◆ TASK DESCRIPTION ◆
Filter for the word "slot" and keep each matching line.

◆ EXTRACTED INFORMATION ◆
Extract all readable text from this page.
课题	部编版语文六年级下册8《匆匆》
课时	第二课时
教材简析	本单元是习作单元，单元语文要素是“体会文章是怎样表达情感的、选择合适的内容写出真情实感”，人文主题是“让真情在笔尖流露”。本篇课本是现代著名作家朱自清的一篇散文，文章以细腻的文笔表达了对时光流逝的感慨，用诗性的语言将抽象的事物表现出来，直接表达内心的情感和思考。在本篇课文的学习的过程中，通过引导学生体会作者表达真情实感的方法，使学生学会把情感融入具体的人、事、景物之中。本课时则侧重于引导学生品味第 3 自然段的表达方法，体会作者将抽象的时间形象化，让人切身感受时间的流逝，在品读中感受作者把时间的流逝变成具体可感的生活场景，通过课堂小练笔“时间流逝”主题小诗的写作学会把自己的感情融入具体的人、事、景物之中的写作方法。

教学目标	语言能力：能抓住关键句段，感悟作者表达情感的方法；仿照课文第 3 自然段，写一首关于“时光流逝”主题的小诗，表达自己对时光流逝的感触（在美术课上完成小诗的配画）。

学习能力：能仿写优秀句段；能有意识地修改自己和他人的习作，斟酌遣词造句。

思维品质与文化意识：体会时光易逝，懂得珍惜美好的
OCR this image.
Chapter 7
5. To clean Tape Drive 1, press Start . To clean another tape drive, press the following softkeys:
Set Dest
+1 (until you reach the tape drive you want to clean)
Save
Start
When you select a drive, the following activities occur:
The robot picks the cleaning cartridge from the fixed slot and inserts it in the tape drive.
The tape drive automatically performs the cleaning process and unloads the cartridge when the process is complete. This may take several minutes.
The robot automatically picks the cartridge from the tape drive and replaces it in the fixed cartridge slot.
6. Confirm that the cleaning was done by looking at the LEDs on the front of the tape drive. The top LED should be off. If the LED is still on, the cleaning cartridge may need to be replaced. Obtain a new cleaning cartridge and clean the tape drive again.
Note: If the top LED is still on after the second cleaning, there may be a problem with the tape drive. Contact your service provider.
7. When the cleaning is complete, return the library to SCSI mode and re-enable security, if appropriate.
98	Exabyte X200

◆ SOLUTION TO THIS TASK ◆
The robot picks the cleaning cartridge from the fixed slot and inserts it in the tape drive.
The robot automatically picks the cartridge from the tape drive and replaces it in the fixed cartridge slot.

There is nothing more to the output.